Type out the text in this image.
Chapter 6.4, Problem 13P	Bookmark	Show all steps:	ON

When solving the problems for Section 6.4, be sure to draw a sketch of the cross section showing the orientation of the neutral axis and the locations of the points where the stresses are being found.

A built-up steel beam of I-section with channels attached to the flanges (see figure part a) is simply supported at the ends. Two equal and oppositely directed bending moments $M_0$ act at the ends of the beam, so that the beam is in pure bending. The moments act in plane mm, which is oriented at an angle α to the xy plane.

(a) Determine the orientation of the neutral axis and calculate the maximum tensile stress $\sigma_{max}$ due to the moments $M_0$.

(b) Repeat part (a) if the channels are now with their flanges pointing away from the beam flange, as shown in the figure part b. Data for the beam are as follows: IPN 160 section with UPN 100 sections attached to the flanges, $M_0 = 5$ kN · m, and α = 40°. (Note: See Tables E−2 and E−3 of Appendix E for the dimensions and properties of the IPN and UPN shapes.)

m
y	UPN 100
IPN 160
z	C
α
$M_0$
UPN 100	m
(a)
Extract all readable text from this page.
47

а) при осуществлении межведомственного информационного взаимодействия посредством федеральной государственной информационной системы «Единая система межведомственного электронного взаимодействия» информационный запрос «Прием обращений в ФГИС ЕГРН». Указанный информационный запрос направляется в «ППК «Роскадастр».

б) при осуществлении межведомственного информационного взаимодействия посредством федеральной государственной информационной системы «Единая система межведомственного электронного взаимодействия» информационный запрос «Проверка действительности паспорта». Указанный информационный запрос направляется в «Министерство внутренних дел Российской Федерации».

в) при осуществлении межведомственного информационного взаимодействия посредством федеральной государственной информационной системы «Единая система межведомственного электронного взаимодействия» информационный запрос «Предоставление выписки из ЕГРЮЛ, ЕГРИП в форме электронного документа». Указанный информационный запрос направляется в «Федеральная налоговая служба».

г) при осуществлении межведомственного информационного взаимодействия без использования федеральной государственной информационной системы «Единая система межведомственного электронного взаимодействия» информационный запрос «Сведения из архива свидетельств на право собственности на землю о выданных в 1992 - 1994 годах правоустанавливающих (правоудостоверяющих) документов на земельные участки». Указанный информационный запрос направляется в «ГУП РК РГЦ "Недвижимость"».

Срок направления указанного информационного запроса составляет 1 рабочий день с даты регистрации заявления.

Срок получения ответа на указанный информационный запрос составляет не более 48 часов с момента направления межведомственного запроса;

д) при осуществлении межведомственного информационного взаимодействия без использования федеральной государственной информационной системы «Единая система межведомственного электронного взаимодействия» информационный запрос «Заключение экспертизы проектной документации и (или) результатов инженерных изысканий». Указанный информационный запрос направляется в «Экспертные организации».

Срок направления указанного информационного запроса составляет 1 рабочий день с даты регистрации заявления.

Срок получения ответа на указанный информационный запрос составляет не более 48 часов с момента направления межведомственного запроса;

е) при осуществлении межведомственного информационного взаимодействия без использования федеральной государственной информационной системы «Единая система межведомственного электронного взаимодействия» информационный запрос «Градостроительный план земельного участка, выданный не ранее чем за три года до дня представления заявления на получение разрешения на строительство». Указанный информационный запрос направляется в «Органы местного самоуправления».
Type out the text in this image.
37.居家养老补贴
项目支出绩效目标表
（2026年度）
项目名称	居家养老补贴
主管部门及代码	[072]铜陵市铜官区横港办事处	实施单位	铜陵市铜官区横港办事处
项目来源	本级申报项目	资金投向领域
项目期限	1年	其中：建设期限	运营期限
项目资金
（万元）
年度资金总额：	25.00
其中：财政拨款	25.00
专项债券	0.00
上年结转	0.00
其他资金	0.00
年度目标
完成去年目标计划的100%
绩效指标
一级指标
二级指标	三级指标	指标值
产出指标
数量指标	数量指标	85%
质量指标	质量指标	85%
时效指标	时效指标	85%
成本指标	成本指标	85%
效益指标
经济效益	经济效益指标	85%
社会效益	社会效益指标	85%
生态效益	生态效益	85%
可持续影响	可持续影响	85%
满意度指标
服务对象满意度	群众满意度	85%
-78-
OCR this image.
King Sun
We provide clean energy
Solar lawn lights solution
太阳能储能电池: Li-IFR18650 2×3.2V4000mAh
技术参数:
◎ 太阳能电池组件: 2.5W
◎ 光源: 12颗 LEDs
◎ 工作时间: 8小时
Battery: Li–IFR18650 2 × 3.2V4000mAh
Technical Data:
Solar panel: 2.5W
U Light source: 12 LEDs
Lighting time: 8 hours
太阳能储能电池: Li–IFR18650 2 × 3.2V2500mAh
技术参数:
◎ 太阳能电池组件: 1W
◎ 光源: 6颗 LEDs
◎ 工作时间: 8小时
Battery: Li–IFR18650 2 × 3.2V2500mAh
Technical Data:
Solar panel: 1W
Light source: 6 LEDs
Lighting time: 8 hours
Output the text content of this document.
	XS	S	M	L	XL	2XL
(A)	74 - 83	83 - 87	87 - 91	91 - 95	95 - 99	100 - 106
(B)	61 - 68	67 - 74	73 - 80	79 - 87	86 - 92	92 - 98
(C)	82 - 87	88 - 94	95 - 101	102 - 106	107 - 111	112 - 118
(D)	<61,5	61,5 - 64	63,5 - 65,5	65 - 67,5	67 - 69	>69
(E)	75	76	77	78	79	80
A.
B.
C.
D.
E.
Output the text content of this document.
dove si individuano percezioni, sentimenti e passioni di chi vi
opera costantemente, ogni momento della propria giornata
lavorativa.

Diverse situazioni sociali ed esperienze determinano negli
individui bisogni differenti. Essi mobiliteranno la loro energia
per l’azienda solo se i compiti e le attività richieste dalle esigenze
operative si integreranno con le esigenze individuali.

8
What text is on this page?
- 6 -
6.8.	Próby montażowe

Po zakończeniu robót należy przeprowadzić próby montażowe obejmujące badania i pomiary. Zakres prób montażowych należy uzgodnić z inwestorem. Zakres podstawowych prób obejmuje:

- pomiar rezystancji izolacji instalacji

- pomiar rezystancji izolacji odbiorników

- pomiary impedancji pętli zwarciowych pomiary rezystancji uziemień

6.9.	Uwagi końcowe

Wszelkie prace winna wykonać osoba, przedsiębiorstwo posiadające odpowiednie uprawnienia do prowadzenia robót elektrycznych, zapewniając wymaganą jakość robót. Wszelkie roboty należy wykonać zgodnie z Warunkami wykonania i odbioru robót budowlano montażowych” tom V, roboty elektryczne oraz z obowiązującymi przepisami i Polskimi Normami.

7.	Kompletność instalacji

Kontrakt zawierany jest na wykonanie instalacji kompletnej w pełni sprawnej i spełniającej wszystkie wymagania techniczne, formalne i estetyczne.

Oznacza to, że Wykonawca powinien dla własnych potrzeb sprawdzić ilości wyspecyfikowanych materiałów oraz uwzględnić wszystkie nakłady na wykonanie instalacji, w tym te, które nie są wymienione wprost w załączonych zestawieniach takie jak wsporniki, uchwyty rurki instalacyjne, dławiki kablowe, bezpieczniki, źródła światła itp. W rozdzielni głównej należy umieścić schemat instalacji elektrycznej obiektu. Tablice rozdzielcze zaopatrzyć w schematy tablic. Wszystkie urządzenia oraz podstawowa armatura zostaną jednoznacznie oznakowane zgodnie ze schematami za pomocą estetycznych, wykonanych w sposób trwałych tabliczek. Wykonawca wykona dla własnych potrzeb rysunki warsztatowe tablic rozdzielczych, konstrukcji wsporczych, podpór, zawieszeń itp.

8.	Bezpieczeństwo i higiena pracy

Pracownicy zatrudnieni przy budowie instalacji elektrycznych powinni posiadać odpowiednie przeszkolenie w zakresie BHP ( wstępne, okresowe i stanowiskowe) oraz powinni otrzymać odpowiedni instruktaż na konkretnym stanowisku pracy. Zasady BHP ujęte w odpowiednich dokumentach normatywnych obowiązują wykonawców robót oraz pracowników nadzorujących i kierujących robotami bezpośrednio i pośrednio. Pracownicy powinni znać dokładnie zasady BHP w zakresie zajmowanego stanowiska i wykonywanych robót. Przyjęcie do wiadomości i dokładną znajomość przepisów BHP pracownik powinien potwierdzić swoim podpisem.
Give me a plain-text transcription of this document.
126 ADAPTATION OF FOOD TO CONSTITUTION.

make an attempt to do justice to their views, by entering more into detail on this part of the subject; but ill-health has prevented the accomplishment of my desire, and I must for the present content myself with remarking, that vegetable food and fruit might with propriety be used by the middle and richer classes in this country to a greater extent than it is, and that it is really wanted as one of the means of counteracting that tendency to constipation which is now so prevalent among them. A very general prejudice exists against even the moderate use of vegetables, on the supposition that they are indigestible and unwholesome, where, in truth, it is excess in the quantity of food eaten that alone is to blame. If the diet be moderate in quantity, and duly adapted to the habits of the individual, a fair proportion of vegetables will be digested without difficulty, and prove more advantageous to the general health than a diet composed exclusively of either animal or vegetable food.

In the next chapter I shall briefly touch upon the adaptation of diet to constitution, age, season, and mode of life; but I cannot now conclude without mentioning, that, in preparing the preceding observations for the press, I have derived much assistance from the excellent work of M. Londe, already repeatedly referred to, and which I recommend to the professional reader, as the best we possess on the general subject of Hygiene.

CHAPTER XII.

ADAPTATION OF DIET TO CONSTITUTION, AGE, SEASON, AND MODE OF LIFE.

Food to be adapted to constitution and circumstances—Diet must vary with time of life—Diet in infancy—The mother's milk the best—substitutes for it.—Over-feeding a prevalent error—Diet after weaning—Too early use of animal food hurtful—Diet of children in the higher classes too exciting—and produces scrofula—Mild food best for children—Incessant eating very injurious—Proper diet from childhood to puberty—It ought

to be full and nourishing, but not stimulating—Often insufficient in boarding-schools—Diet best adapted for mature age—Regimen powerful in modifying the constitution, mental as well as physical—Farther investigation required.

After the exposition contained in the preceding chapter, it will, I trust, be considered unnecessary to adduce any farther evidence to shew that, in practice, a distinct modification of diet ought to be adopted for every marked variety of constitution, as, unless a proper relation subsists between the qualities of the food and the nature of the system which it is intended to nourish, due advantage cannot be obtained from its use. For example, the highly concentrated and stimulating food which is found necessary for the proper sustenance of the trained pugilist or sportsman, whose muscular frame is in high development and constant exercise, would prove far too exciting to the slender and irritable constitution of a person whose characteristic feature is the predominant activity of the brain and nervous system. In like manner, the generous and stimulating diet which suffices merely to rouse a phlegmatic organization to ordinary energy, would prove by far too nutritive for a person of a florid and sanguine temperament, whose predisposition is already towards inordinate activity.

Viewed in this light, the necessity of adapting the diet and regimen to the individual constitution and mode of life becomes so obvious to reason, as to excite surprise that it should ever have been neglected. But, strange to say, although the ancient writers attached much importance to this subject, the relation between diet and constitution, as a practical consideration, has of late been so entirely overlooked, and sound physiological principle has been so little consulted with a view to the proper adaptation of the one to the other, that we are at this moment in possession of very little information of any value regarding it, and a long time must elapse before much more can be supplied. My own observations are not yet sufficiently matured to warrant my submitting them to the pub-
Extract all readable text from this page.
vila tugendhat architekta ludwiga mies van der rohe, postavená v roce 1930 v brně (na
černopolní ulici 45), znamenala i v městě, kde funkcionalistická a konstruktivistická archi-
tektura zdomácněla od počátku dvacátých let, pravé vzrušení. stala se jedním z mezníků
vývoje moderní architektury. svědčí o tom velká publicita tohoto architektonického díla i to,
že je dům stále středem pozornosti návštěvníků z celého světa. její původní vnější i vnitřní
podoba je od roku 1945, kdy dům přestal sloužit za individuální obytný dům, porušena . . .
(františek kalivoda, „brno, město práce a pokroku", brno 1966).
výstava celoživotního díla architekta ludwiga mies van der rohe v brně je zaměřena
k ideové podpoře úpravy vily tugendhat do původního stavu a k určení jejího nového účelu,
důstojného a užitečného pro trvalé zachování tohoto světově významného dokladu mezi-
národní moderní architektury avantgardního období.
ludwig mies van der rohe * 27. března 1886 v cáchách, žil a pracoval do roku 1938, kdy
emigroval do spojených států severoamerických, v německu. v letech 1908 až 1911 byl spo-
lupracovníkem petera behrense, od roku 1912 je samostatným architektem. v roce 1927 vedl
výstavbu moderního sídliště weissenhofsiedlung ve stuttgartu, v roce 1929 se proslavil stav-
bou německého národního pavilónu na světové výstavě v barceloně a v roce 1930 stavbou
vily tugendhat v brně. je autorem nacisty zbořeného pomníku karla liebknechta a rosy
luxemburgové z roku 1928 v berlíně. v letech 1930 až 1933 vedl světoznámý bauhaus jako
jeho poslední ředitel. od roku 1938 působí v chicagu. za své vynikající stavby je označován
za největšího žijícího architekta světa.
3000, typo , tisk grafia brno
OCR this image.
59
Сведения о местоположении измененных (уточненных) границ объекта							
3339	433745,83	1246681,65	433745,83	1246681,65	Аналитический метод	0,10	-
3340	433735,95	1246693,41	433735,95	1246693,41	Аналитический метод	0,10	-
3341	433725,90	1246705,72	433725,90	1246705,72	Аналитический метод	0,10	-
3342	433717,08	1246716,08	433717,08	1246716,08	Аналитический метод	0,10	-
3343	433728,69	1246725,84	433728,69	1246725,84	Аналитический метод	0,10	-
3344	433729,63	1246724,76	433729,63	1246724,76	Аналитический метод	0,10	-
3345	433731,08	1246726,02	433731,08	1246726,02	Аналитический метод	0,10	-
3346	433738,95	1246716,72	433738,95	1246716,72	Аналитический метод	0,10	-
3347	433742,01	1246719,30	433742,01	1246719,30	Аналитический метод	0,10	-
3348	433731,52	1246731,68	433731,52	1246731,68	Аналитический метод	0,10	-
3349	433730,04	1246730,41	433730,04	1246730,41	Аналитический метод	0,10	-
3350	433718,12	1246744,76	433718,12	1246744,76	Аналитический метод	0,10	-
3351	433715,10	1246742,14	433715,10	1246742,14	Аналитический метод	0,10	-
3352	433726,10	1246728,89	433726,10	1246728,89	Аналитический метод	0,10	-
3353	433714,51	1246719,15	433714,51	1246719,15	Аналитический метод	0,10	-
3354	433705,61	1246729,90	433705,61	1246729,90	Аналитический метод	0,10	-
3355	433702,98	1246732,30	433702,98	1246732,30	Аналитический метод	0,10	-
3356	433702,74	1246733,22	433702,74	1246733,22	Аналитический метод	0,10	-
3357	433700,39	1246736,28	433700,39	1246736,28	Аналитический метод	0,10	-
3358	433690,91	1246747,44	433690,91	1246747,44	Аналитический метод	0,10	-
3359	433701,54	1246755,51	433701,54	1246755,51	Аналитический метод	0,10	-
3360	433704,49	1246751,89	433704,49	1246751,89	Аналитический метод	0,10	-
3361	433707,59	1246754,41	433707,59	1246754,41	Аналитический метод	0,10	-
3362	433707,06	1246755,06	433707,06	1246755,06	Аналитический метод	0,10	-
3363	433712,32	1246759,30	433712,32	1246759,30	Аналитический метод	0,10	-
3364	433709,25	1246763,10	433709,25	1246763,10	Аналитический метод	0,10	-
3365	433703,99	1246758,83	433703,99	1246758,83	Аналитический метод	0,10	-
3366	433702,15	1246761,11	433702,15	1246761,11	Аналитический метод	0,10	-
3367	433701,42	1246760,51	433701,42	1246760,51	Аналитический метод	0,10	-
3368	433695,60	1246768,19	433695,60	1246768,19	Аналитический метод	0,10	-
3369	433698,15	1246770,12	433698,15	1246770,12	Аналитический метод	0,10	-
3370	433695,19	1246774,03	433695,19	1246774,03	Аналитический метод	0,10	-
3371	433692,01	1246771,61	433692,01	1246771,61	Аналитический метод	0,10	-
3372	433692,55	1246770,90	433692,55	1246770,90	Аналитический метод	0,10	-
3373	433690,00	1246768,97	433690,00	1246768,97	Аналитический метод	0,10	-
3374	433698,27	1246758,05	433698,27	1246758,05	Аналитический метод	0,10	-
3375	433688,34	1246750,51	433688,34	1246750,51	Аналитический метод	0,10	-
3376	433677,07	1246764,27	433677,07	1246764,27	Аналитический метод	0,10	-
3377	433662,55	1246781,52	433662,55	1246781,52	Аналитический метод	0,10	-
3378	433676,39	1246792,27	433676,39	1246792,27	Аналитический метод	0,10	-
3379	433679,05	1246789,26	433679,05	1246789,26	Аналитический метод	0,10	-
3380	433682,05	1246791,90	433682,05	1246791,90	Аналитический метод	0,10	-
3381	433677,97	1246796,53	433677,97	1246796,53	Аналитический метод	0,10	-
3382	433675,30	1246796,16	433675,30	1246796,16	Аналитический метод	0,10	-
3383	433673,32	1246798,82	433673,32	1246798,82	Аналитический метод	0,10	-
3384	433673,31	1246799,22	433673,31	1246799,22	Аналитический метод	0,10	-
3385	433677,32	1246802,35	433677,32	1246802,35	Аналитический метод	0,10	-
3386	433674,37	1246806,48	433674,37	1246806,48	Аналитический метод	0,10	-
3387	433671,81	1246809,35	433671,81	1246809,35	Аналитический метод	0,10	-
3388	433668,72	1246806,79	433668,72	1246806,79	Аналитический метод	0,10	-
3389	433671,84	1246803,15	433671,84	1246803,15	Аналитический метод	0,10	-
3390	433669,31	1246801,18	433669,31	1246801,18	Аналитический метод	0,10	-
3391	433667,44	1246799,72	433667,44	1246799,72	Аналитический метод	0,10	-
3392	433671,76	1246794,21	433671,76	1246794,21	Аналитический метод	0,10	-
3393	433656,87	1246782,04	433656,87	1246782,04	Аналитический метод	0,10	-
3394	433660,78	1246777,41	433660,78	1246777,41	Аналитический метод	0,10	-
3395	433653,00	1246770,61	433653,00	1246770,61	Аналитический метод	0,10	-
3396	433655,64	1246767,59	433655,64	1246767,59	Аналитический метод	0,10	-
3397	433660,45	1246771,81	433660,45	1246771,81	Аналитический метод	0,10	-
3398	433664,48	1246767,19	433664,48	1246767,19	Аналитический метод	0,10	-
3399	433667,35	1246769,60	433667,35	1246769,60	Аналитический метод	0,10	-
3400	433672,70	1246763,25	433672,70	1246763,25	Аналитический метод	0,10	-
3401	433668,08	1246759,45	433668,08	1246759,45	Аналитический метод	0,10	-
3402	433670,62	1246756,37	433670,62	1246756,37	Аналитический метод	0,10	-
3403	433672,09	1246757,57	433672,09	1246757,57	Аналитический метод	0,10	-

_TASK_
Only the number is wanted: how many lines of these entries contain the string "izolacji"?

_FINISHED TASK_
2